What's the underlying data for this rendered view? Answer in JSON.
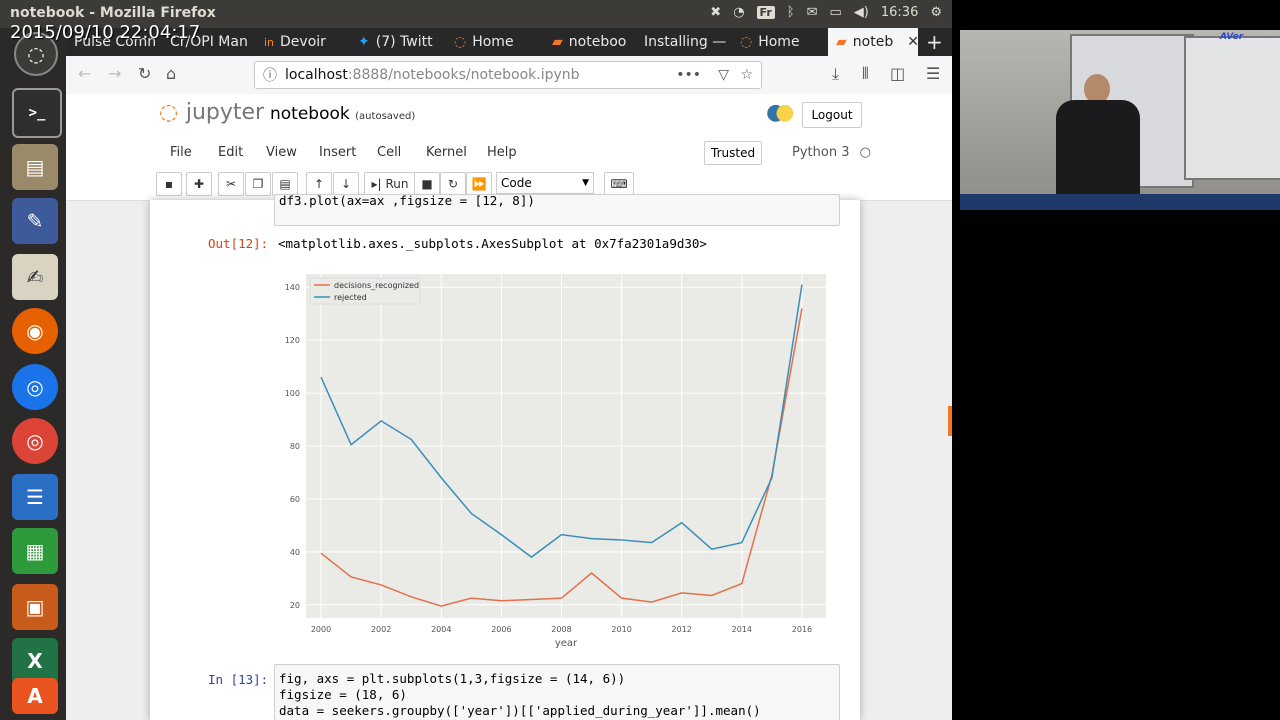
{
  "top_panel": {
    "window_title": "notebook - Mozilla Firefox",
    "keyboard_layout": "Fr",
    "time": "16:36"
  },
  "overlay_timestamp": "2015/09/10 22:04:17",
  "browser": {
    "tabs": [
      {
        "label": "Pulse Comn"
      },
      {
        "label": "Cr/OPI Man"
      },
      {
        "label": "Devoir"
      },
      {
        "label": "(7) Twitt"
      },
      {
        "label": "Home"
      },
      {
        "label": "noteboo"
      },
      {
        "label": "Installing —"
      },
      {
        "label": "Home"
      },
      {
        "label": "noteb",
        "active": true
      }
    ],
    "url_host": "localhost",
    "url_path": ":8888/notebooks/notebook.ipynb"
  },
  "jupyter": {
    "logo_text": "jupyter",
    "notebook_name": "notebook",
    "autosave_status": "(autosaved)",
    "logout_label": "Logout",
    "menu": [
      "File",
      "Edit",
      "View",
      "Insert",
      "Cell",
      "Kernel",
      "Help"
    ],
    "trusted_label": "Trusted",
    "kernel_name": "Python 3",
    "run_label": "Run",
    "cell_type": "Code"
  },
  "cells": {
    "prev_code_tail": "df3.plot(ax=ax ,figsize = [12, 8])",
    "out_prompt": "Out[12]:",
    "out_text": "<matplotlib.axes._subplots.AxesSubplot at 0x7fa2301a9d30>",
    "in_prompt": "In [13]:",
    "next_code": [
      "fig, axs = plt.subplots(1,3,figsize = (14, 6))",
      "figsize = (18, 6)",
      "data = seekers.groupby(['year'])[['applied_during_year']].mean()"
    ]
  },
  "chart_data": {
    "type": "line",
    "xlabel": "year",
    "ylabel": "",
    "xlim": [
      1999.5,
      2016.8
    ],
    "ylim": [
      15,
      145
    ],
    "xticks": [
      2000,
      2002,
      2004,
      2006,
      2008,
      2010,
      2012,
      2014,
      2016
    ],
    "yticks": [
      20,
      40,
      60,
      80,
      100,
      120,
      140
    ],
    "legend_position": "top-left",
    "grid": true,
    "x": [
      2000,
      2001,
      2002,
      2003,
      2004,
      2005,
      2006,
      2007,
      2008,
      2009,
      2010,
      2011,
      2012,
      2013,
      2014,
      2015,
      2016
    ],
    "series": [
      {
        "name": "decisions_recognized",
        "color": "#e2714b",
        "values": [
          39.5,
          30.5,
          27.5,
          23,
          19.5,
          22.5,
          21.5,
          22,
          22.5,
          32,
          22.5,
          21,
          24.5,
          23.5,
          28,
          69,
          132
        ]
      },
      {
        "name": "rejected",
        "color": "#3a8fb7",
        "values": [
          106,
          80.5,
          89.5,
          82.5,
          68,
          54.5,
          46.5,
          38,
          46.5,
          45,
          44.5,
          43.5,
          51,
          41,
          43.5,
          68,
          141
        ]
      }
    ]
  }
}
--------------------------------
Your task is to set down the records shown above exactly, minus any pictures.

What's the underlying data for this rendered view? Answer in JSON.
{
  "top_panel": {
    "window_title": "notebook - Mozilla Firefox",
    "keyboard_layout": "Fr",
    "time": "16:36"
  },
  "overlay_timestamp": "2015/09/10 22:04:17",
  "browser": {
    "tabs": [
      {
        "label": "Pulse Comn"
      },
      {
        "label": "Cr/OPI Man"
      },
      {
        "label": "Devoir"
      },
      {
        "label": "(7) Twitt"
      },
      {
        "label": "Home"
      },
      {
        "label": "noteboo"
      },
      {
        "label": "Installing —"
      },
      {
        "label": "Home"
      },
      {
        "label": "noteb",
        "active": true
      }
    ],
    "url_host": "localhost",
    "url_path": ":8888/notebooks/notebook.ipynb"
  },
  "jupyter": {
    "logo_text": "jupyter",
    "notebook_name": "notebook",
    "autosave_status": "(autosaved)",
    "logout_label": "Logout",
    "menu": [
      "File",
      "Edit",
      "View",
      "Insert",
      "Cell",
      "Kernel",
      "Help"
    ],
    "trusted_label": "Trusted",
    "kernel_name": "Python 3",
    "run_label": "Run",
    "cell_type": "Code"
  },
  "cells": {
    "prev_code_tail": "df3.plot(ax=ax ,figsize = [12, 8])",
    "out_prompt": "Out[12]:",
    "out_text": "<matplotlib.axes._subplots.AxesSubplot at 0x7fa2301a9d30>",
    "in_prompt": "In [13]:",
    "next_code": [
      "fig, axs = plt.subplots(1,3,figsize = (14, 6))",
      "figsize = (18, 6)",
      "data = seekers.groupby(['year'])[['applied_during_year']].mean()"
    ]
  },
  "chart_data": {
    "type": "line",
    "xlabel": "year",
    "ylabel": "",
    "xlim": [
      1999.5,
      2016.8
    ],
    "ylim": [
      15,
      145
    ],
    "xticks": [
      2000,
      2002,
      2004,
      2006,
      2008,
      2010,
      2012,
      2014,
      2016
    ],
    "yticks": [
      20,
      40,
      60,
      80,
      100,
      120,
      140
    ],
    "legend_position": "top-left",
    "grid": true,
    "x": [
      2000,
      2001,
      2002,
      2003,
      2004,
      2005,
      2006,
      2007,
      2008,
      2009,
      2010,
      2011,
      2012,
      2013,
      2014,
      2015,
      2016
    ],
    "series": [
      {
        "name": "decisions_recognized",
        "color": "#e2714b",
        "values": [
          39.5,
          30.5,
          27.5,
          23,
          19.5,
          22.5,
          21.5,
          22,
          22.5,
          32,
          22.5,
          21,
          24.5,
          23.5,
          28,
          69,
          132
        ]
      },
      {
        "name": "rejected",
        "color": "#3a8fb7",
        "values": [
          106,
          80.5,
          89.5,
          82.5,
          68,
          54.5,
          46.5,
          38,
          46.5,
          45,
          44.5,
          43.5,
          51,
          41,
          43.5,
          68,
          141
        ]
      }
    ]
  }
}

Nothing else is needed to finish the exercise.